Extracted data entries
┌──
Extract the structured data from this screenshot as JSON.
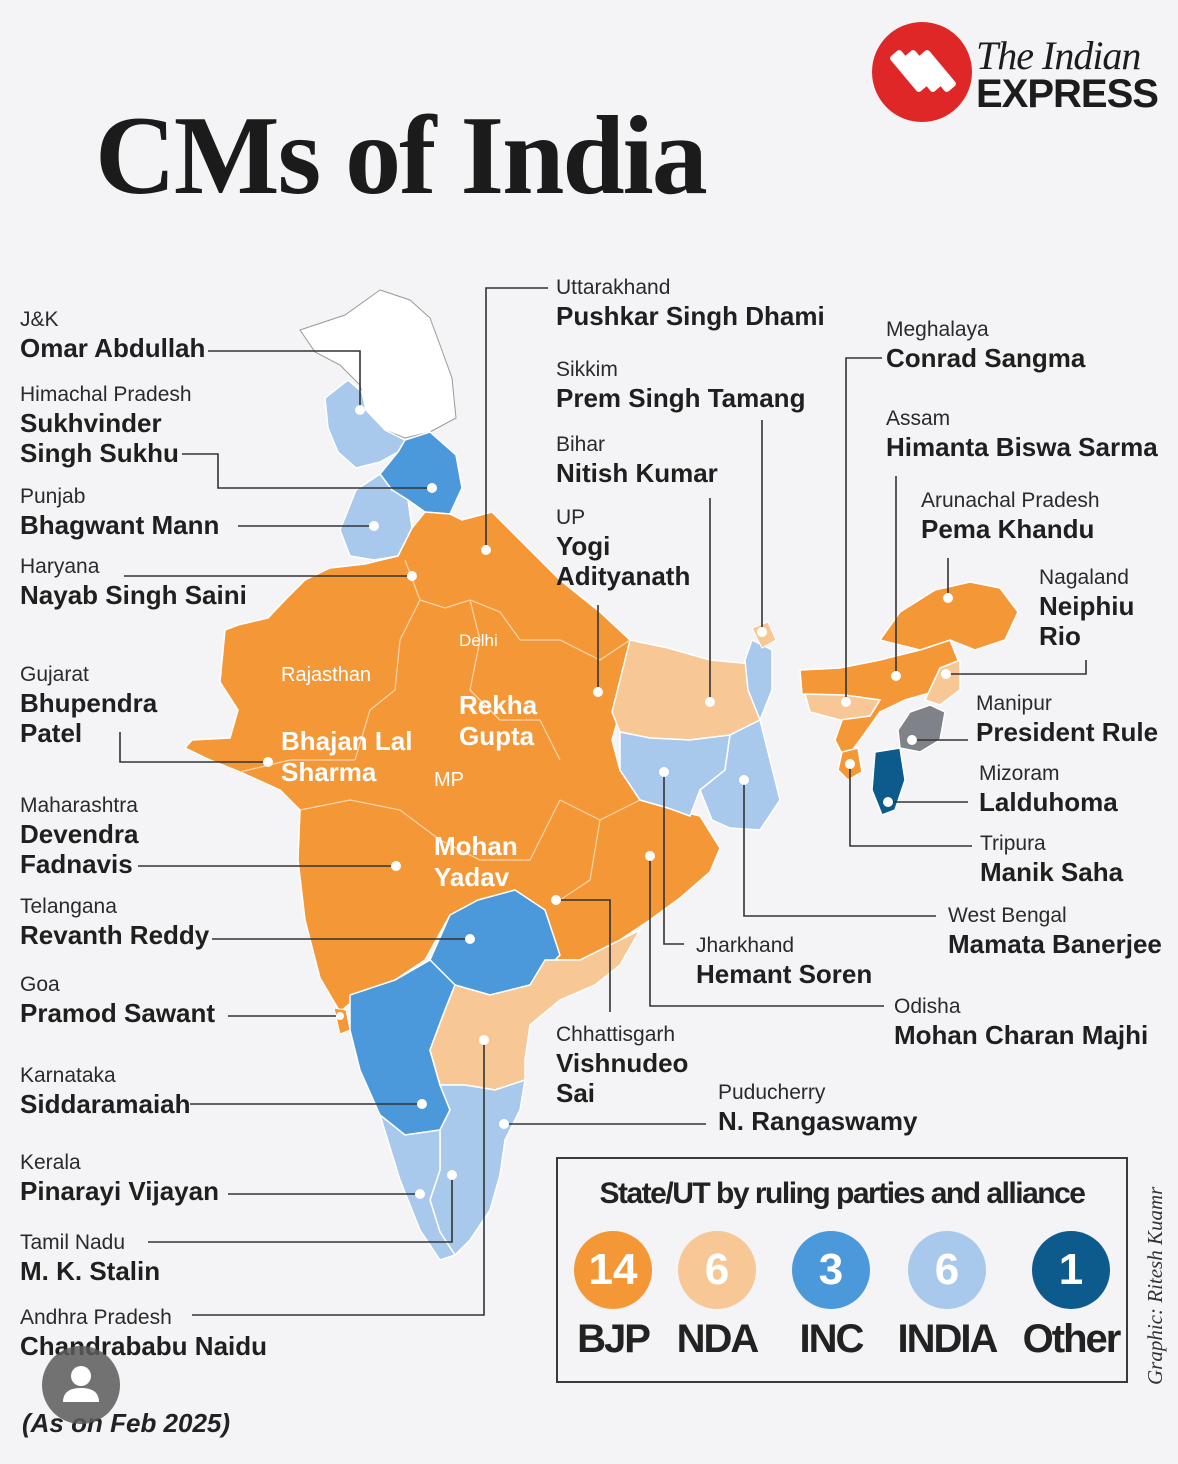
{
  "title": "CMs of India",
  "publisher": {
    "line1": "The Indian",
    "line2": "EXPRESS",
    "color": "#e02727"
  },
  "party_colors": {
    "BJP": "#f49737",
    "NDA": "#f7c796",
    "INC": "#4b98da",
    "INDIA": "#a8c8ec",
    "Other": "#0d5a8c",
    "PresidentRule": "#7f8288"
  },
  "states": [
    {
      "state": "J&K",
      "cm": "Omar Abdullah",
      "party": "INDIA"
    },
    {
      "state": "Himachal Pradesh",
      "cm": "Sukhvinder\nSingh Sukhu",
      "party": "INC"
    },
    {
      "state": "Punjab",
      "cm": "Bhagwant Mann",
      "party": "INDIA"
    },
    {
      "state": "Haryana",
      "cm": "Nayab Singh Saini",
      "party": "BJP"
    },
    {
      "state": "Gujarat",
      "cm": "Bhupendra\nPatel",
      "party": "BJP"
    },
    {
      "state": "Maharashtra",
      "cm": "Devendra\nFadnavis",
      "party": "BJP"
    },
    {
      "state": "Telangana",
      "cm": "Revanth Reddy",
      "party": "INC"
    },
    {
      "state": "Goa",
      "cm": "Pramod Sawant",
      "party": "BJP"
    },
    {
      "state": "Karnataka",
      "cm": "Siddaramaiah",
      "party": "INC"
    },
    {
      "state": "Kerala",
      "cm": "Pinarayi Vijayan",
      "party": "INDIA"
    },
    {
      "state": "Tamil Nadu",
      "cm": "M. K. Stalin",
      "party": "INDIA"
    },
    {
      "state": "Andhra Pradesh",
      "cm": "Chandrababu Naidu",
      "party": "NDA"
    },
    {
      "state": "Uttarakhand",
      "cm": "Pushkar Singh Dhami",
      "party": "BJP"
    },
    {
      "state": "Sikkim",
      "cm": "Prem Singh Tamang",
      "party": "NDA"
    },
    {
      "state": "Bihar",
      "cm": "Nitish Kumar",
      "party": "NDA"
    },
    {
      "state": "UP",
      "cm": "Yogi\nAdityanath",
      "party": "BJP"
    },
    {
      "state": "Meghalaya",
      "cm": "Conrad Sangma",
      "party": "NDA"
    },
    {
      "state": "Assam",
      "cm": "Himanta Biswa Sarma",
      "party": "BJP"
    },
    {
      "state": "Arunachal Pradesh",
      "cm": "Pema Khandu",
      "party": "BJP"
    },
    {
      "state": "Nagaland",
      "cm": "Neiphiu\nRio",
      "party": "NDA"
    },
    {
      "state": "Manipur",
      "cm": "President Rule",
      "party": "PresidentRule"
    },
    {
      "state": "Mizoram",
      "cm": "Lalduhoma",
      "party": "Other"
    },
    {
      "state": "Tripura",
      "cm": "Manik Saha",
      "party": "BJP"
    },
    {
      "state": "West Bengal",
      "cm": "Mamata Banerjee",
      "party": "INDIA"
    },
    {
      "state": "Jharkhand",
      "cm": "Hemant Soren",
      "party": "INDIA"
    },
    {
      "state": "Odisha",
      "cm": "Mohan Charan Majhi",
      "party": "BJP"
    },
    {
      "state": "Chhattisgarh",
      "cm": "Vishnudeo\nSai",
      "party": "BJP"
    },
    {
      "state": "Puducherry",
      "cm": "N. Rangaswamy",
      "party": "NDA"
    },
    {
      "state": "Rajasthan",
      "cm": "Bhajan Lal\nSharma",
      "party": "BJP"
    },
    {
      "state": "Delhi",
      "cm": "Rekha\nGupta",
      "party": "BJP"
    },
    {
      "state": "MP",
      "cm": "Mohan\nYadav",
      "party": "BJP"
    }
  ],
  "legend": {
    "title": "State/UT by ruling parties and alliance",
    "items": [
      {
        "count": "14",
        "name": "BJP",
        "color": "#f49737"
      },
      {
        "count": "6",
        "name": "NDA",
        "color": "#f7c796"
      },
      {
        "count": "3",
        "name": "INC",
        "color": "#4b98da"
      },
      {
        "count": "6",
        "name": "INDIA",
        "color": "#a8c8ec"
      },
      {
        "count": "1",
        "name": "Other",
        "color": "#0d5a8c"
      }
    ]
  },
  "credit": "Graphic: Ritesh Kuamr",
  "as_of": "(As on Feb 2025)"
}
└──
- WRITTEN PROBLEM -
Reproduce all the records verbatim, excluding images.

- EXPECTED ANSWER -
Extract the structured data from this screenshot as JSON.
{
  "title": "CMs of India",
  "publisher": {
    "line1": "The Indian",
    "line2": "EXPRESS",
    "color": "#e02727"
  },
  "party_colors": {
    "BJP": "#f49737",
    "NDA": "#f7c796",
    "INC": "#4b98da",
    "INDIA": "#a8c8ec",
    "Other": "#0d5a8c",
    "PresidentRule": "#7f8288"
  },
  "states": [
    {
      "state": "J&K",
      "cm": "Omar Abdullah",
      "party": "INDIA"
    },
    {
      "state": "Himachal Pradesh",
      "cm": "Sukhvinder\nSingh Sukhu",
      "party": "INC"
    },
    {
      "state": "Punjab",
      "cm": "Bhagwant Mann",
      "party": "INDIA"
    },
    {
      "state": "Haryana",
      "cm": "Nayab Singh Saini",
      "party": "BJP"
    },
    {
      "state": "Gujarat",
      "cm": "Bhupendra\nPatel",
      "party": "BJP"
    },
    {
      "state": "Maharashtra",
      "cm": "Devendra\nFadnavis",
      "party": "BJP"
    },
    {
      "state": "Telangana",
      "cm": "Revanth Reddy",
      "party": "INC"
    },
    {
      "state": "Goa",
      "cm": "Pramod Sawant",
      "party": "BJP"
    },
    {
      "state": "Karnataka",
      "cm": "Siddaramaiah",
      "party": "INC"
    },
    {
      "state": "Kerala",
      "cm": "Pinarayi Vijayan",
      "party": "INDIA"
    },
    {
      "state": "Tamil Nadu",
      "cm": "M. K. Stalin",
      "party": "INDIA"
    },
    {
      "state": "Andhra Pradesh",
      "cm": "Chandrababu Naidu",
      "party": "NDA"
    },
    {
      "state": "Uttarakhand",
      "cm": "Pushkar Singh Dhami",
      "party": "BJP"
    },
    {
      "state": "Sikkim",
      "cm": "Prem Singh Tamang",
      "party": "NDA"
    },
    {
      "state": "Bihar",
      "cm": "Nitish Kumar",
      "party": "NDA"
    },
    {
      "state": "UP",
      "cm": "Yogi\nAdityanath",
      "party": "BJP"
    },
    {
      "state": "Meghalaya",
      "cm": "Conrad Sangma",
      "party": "NDA"
    },
    {
      "state": "Assam",
      "cm": "Himanta Biswa Sarma",
      "party": "BJP"
    },
    {
      "state": "Arunachal Pradesh",
      "cm": "Pema Khandu",
      "party": "BJP"
    },
    {
      "state": "Nagaland",
      "cm": "Neiphiu\nRio",
      "party": "NDA"
    },
    {
      "state": "Manipur",
      "cm": "President Rule",
      "party": "PresidentRule"
    },
    {
      "state": "Mizoram",
      "cm": "Lalduhoma",
      "party": "Other"
    },
    {
      "state": "Tripura",
      "cm": "Manik Saha",
      "party": "BJP"
    },
    {
      "state": "West Bengal",
      "cm": "Mamata Banerjee",
      "party": "INDIA"
    },
    {
      "state": "Jharkhand",
      "cm": "Hemant Soren",
      "party": "INDIA"
    },
    {
      "state": "Odisha",
      "cm": "Mohan Charan Majhi",
      "party": "BJP"
    },
    {
      "state": "Chhattisgarh",
      "cm": "Vishnudeo\nSai",
      "party": "BJP"
    },
    {
      "state": "Puducherry",
      "cm": "N. Rangaswamy",
      "party": "NDA"
    },
    {
      "state": "Rajasthan",
      "cm": "Bhajan Lal\nSharma",
      "party": "BJP"
    },
    {
      "state": "Delhi",
      "cm": "Rekha\nGupta",
      "party": "BJP"
    },
    {
      "state": "MP",
      "cm": "Mohan\nYadav",
      "party": "BJP"
    }
  ],
  "legend": {
    "title": "State/UT by ruling parties and alliance",
    "items": [
      {
        "count": "14",
        "name": "BJP",
        "color": "#f49737"
      },
      {
        "count": "6",
        "name": "NDA",
        "color": "#f7c796"
      },
      {
        "count": "3",
        "name": "INC",
        "color": "#4b98da"
      },
      {
        "count": "6",
        "name": "INDIA",
        "color": "#a8c8ec"
      },
      {
        "count": "1",
        "name": "Other",
        "color": "#0d5a8c"
      }
    ]
  },
  "credit": "Graphic: Ritesh Kuamr",
  "as_of": "(As on Feb 2025)"
}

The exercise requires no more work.